[Records from a dataset]
——————————

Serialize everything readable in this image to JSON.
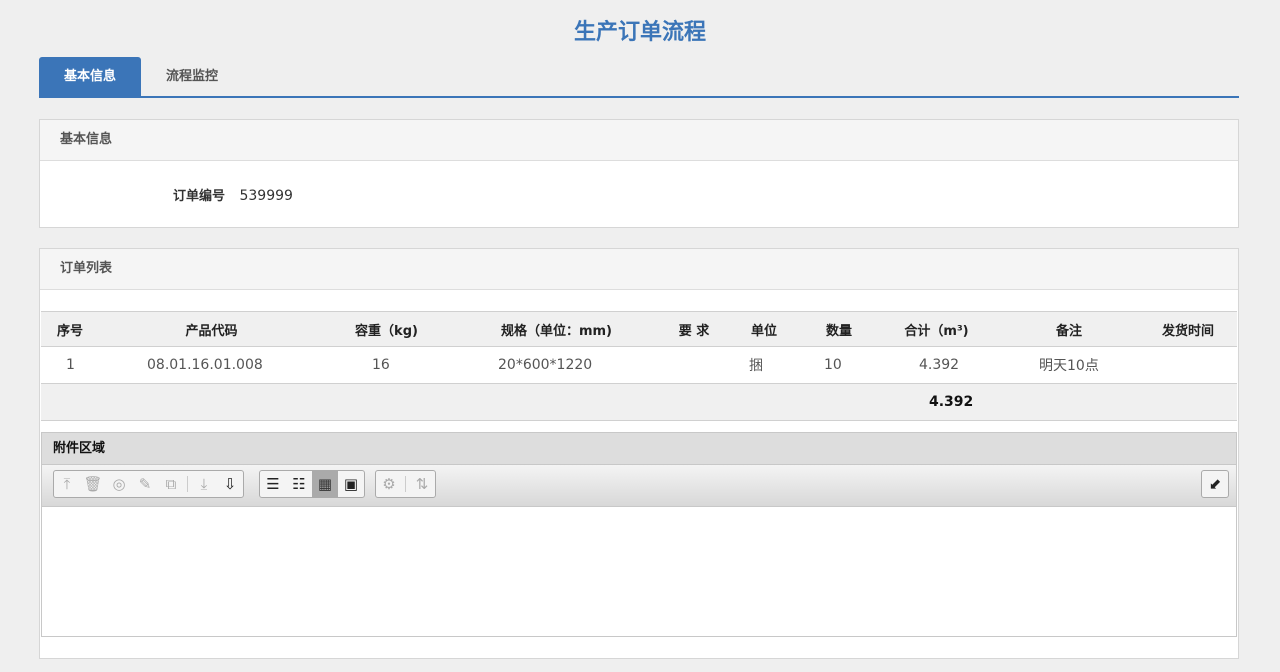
{
  "title": "生产订单流程",
  "tabs": [
    "基本信息",
    "流程监控"
  ],
  "basic": {
    "header": "基本信息",
    "order_label": "订单编号",
    "order_value": "539999"
  },
  "orders": {
    "header": "订单列表",
    "columns": [
      "序号",
      "产品代码",
      "容重（kg)",
      "规格（单位：mm)",
      "要 求",
      "单位",
      "数量",
      "合计（m³)",
      "备注",
      "发货时间"
    ],
    "rows": [
      [
        "1",
        "08.01.16.01.008",
        "16",
        "20*600*1220",
        "",
        "捆",
        "10",
        "4.392",
        "明天10点",
        ""
      ]
    ],
    "total": "4.392"
  },
  "attachments": {
    "header": "附件区域"
  }
}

——————————

Task brief – Output every entry verbatim. Pictures do not belong in the copy.

Solution to this task –
Serialize everything readable in this image to JSON.
{
  "title": "生产订单流程",
  "tabs": [
    "基本信息",
    "流程监控"
  ],
  "basic": {
    "header": "基本信息",
    "order_label": "订单编号",
    "order_value": "539999"
  },
  "orders": {
    "header": "订单列表",
    "columns": [
      "序号",
      "产品代码",
      "容重（kg)",
      "规格（单位：mm)",
      "要 求",
      "单位",
      "数量",
      "合计（m³)",
      "备注",
      "发货时间"
    ],
    "rows": [
      [
        "1",
        "08.01.16.01.008",
        "16",
        "20*600*1220",
        "",
        "捆",
        "10",
        "4.392",
        "明天10点",
        ""
      ]
    ],
    "total": "4.392"
  },
  "attachments": {
    "header": "附件区域"
  }
}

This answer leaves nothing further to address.